> [EXERCISE INSTRUCTIONS] Every record should be copied exactly, except that pictures are to be omitted.

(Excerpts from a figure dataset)
· · · · · · ·
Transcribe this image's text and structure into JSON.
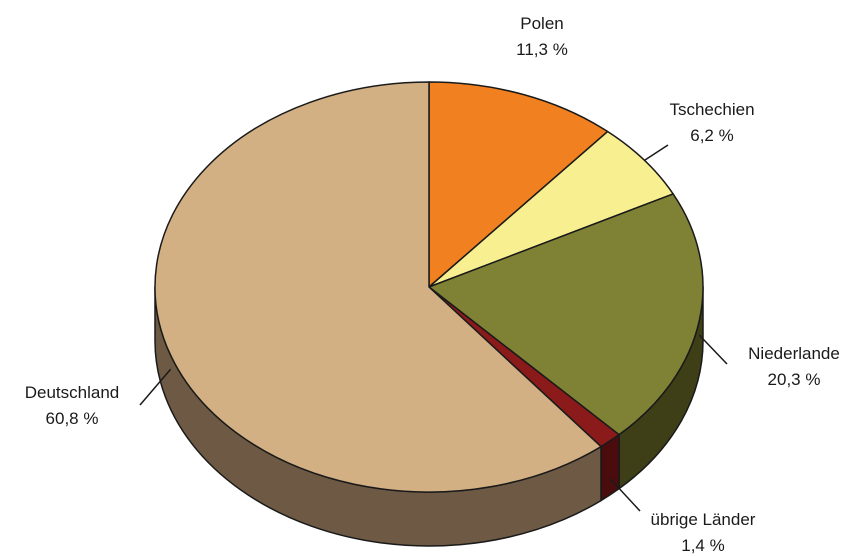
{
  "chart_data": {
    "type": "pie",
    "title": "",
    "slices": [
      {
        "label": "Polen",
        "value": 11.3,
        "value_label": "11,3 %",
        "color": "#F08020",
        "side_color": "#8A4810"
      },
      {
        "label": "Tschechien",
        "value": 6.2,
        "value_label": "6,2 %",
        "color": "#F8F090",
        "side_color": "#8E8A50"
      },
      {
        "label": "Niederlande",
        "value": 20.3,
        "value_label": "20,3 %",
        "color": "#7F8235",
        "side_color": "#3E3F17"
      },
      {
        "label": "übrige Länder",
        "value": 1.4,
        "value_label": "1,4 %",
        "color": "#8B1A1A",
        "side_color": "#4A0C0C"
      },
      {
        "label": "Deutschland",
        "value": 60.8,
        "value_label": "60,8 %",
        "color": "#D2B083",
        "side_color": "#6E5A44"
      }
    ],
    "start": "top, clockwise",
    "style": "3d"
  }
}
· · · · · · ·
> [THE OUTPUT]
Transcribe this image's text and structure into JSON.
{
  "chart_data": {
    "type": "pie",
    "title": "",
    "slices": [
      {
        "label": "Polen",
        "value": 11.3,
        "value_label": "11,3 %",
        "color": "#F08020",
        "side_color": "#8A4810"
      },
      {
        "label": "Tschechien",
        "value": 6.2,
        "value_label": "6,2 %",
        "color": "#F8F090",
        "side_color": "#8E8A50"
      },
      {
        "label": "Niederlande",
        "value": 20.3,
        "value_label": "20,3 %",
        "color": "#7F8235",
        "side_color": "#3E3F17"
      },
      {
        "label": "übrige Länder",
        "value": 1.4,
        "value_label": "1,4 %",
        "color": "#8B1A1A",
        "side_color": "#4A0C0C"
      },
      {
        "label": "Deutschland",
        "value": 60.8,
        "value_label": "60,8 %",
        "color": "#D2B083",
        "side_color": "#6E5A44"
      }
    ],
    "start": "top, clockwise",
    "style": "3d"
  }
}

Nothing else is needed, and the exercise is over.